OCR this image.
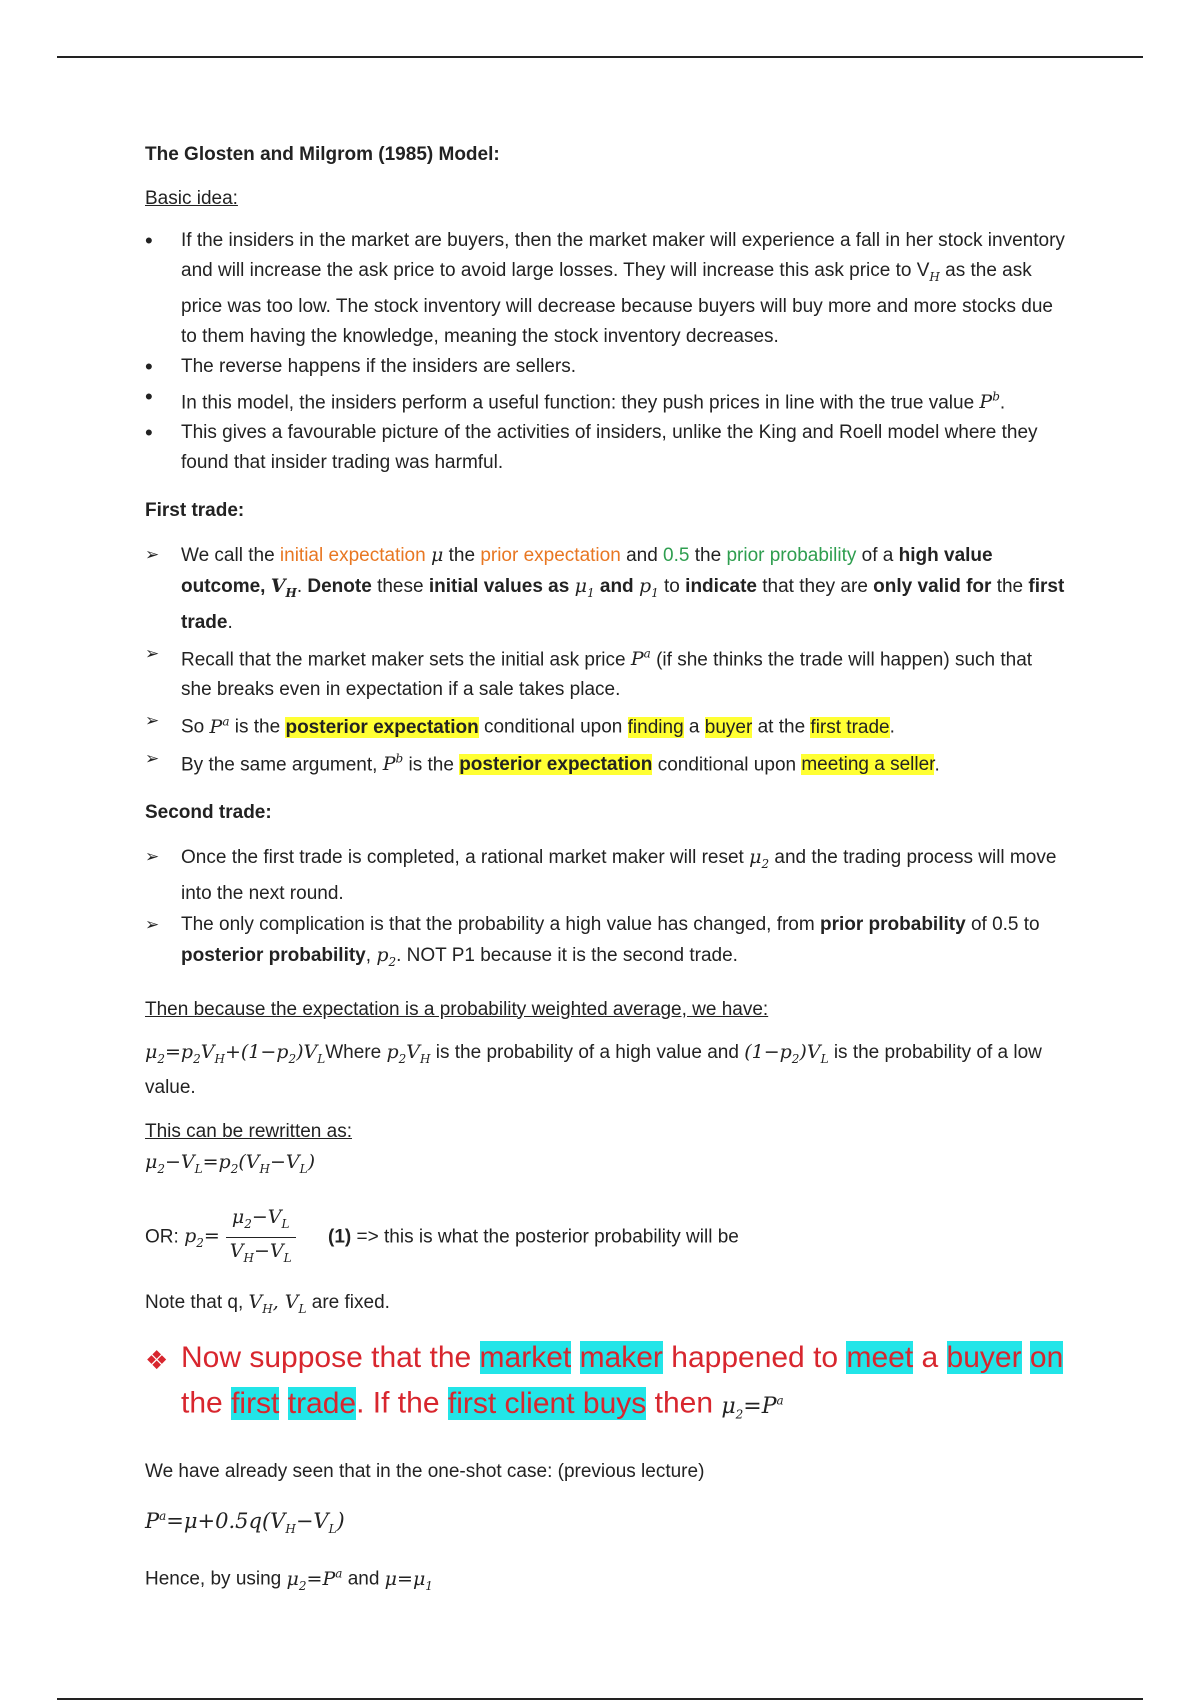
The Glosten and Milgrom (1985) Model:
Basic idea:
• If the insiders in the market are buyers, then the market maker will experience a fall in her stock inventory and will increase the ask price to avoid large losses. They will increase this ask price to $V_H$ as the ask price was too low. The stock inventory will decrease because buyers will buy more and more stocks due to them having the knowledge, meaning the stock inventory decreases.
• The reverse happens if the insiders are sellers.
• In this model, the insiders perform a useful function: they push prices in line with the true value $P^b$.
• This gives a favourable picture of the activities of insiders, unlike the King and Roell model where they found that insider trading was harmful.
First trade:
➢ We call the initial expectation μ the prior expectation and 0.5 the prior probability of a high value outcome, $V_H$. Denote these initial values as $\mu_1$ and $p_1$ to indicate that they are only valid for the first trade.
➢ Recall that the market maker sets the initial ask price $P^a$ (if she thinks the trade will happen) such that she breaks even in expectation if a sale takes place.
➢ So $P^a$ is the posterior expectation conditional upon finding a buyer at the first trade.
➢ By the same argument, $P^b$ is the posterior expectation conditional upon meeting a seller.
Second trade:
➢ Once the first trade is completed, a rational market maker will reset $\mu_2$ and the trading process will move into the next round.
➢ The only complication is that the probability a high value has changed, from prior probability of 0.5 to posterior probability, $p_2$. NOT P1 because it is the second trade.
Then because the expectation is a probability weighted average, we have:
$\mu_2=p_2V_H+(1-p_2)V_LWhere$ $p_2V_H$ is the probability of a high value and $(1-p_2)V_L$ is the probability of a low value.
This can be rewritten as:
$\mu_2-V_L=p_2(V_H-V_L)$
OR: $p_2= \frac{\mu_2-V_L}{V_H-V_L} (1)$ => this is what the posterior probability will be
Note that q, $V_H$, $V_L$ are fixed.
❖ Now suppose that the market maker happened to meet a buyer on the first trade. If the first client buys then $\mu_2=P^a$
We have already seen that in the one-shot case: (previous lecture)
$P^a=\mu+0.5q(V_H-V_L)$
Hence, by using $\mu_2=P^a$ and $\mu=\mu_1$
⁂
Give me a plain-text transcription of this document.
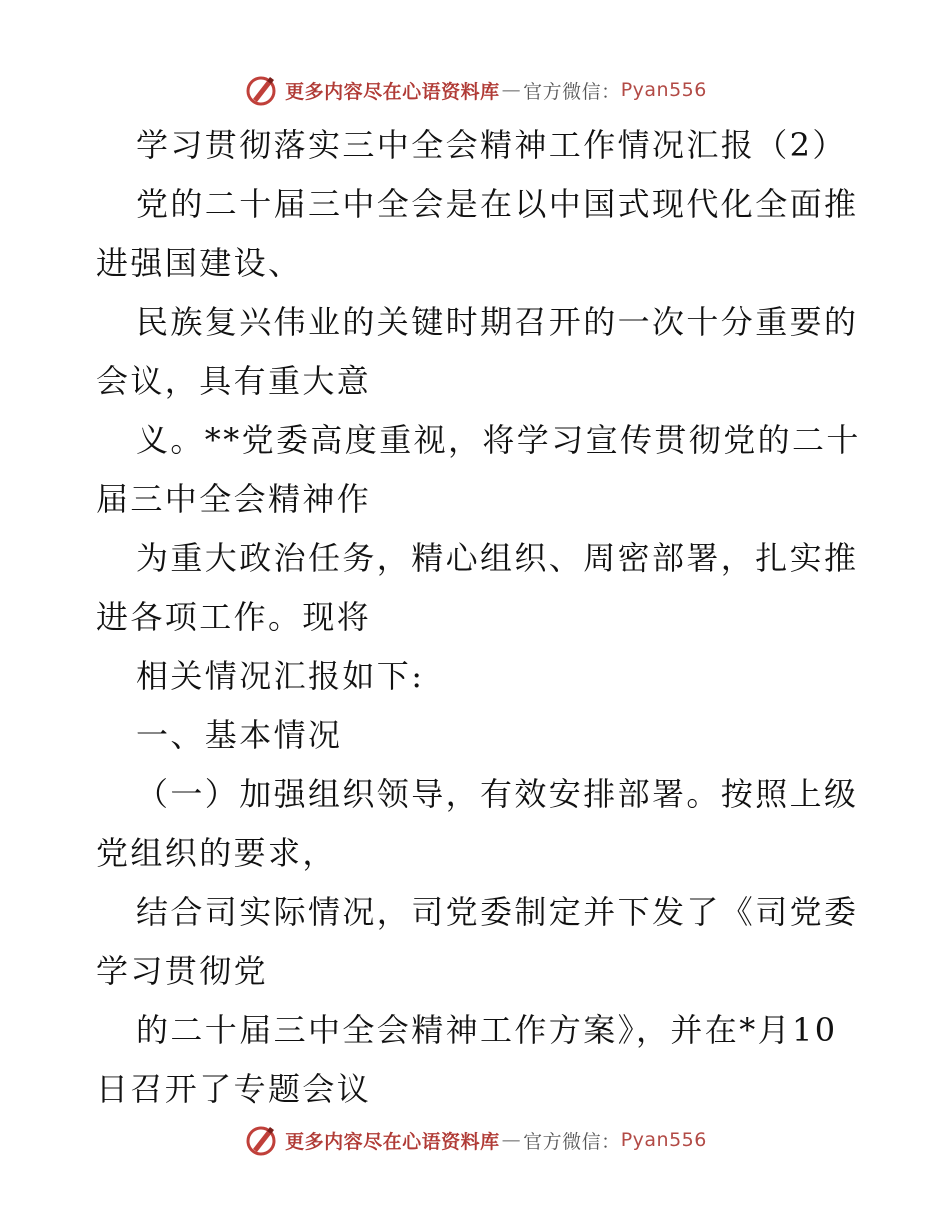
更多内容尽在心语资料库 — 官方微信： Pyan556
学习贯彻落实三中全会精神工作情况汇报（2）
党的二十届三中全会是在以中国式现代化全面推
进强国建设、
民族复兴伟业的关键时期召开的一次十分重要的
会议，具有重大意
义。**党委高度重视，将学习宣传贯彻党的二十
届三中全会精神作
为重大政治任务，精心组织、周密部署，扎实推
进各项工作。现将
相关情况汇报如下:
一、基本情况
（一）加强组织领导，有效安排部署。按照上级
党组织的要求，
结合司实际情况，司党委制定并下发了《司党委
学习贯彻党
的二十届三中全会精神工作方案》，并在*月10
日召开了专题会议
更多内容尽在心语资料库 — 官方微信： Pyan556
⁂
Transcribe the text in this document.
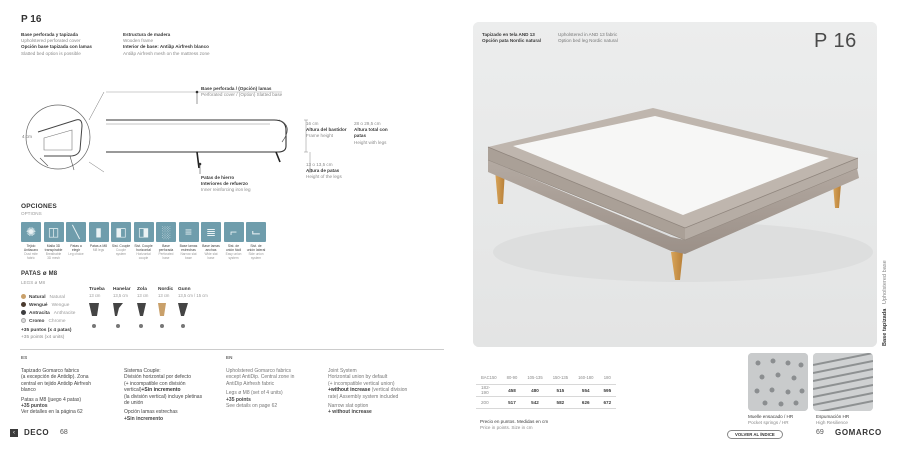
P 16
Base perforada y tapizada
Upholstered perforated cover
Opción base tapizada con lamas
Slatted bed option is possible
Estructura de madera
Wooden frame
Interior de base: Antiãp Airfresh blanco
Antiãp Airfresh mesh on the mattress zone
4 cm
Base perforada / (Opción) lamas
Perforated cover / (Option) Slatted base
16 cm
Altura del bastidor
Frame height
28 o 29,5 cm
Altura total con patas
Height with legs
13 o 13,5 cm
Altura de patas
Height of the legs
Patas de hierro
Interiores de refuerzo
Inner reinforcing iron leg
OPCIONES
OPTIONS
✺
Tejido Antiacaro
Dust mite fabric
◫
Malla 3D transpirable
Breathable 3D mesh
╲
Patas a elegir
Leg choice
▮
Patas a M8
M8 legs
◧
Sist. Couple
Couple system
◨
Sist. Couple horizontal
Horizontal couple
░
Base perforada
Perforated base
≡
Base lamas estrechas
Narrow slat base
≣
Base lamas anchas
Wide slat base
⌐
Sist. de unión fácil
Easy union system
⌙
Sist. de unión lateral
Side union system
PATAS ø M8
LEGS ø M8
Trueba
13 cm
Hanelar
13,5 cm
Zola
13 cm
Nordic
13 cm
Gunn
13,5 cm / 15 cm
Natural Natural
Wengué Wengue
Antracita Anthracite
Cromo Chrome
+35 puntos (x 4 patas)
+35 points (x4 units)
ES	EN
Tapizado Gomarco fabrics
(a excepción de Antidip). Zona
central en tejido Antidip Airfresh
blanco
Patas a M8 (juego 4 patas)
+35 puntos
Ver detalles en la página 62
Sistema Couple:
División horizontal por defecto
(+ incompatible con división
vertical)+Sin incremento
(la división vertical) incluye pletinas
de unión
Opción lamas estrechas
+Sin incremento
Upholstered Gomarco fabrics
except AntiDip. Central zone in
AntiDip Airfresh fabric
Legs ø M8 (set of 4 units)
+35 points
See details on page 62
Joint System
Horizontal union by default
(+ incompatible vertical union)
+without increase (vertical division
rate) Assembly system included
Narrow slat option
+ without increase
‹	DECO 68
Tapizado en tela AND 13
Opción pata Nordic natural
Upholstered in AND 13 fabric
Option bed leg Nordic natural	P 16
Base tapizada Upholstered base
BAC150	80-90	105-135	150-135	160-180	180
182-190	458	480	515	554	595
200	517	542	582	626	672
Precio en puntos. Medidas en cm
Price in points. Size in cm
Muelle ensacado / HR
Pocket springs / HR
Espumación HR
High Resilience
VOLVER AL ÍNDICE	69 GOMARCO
⁂
The records are above. How many lines in them contain the word "puntos"? Give the number alone.

3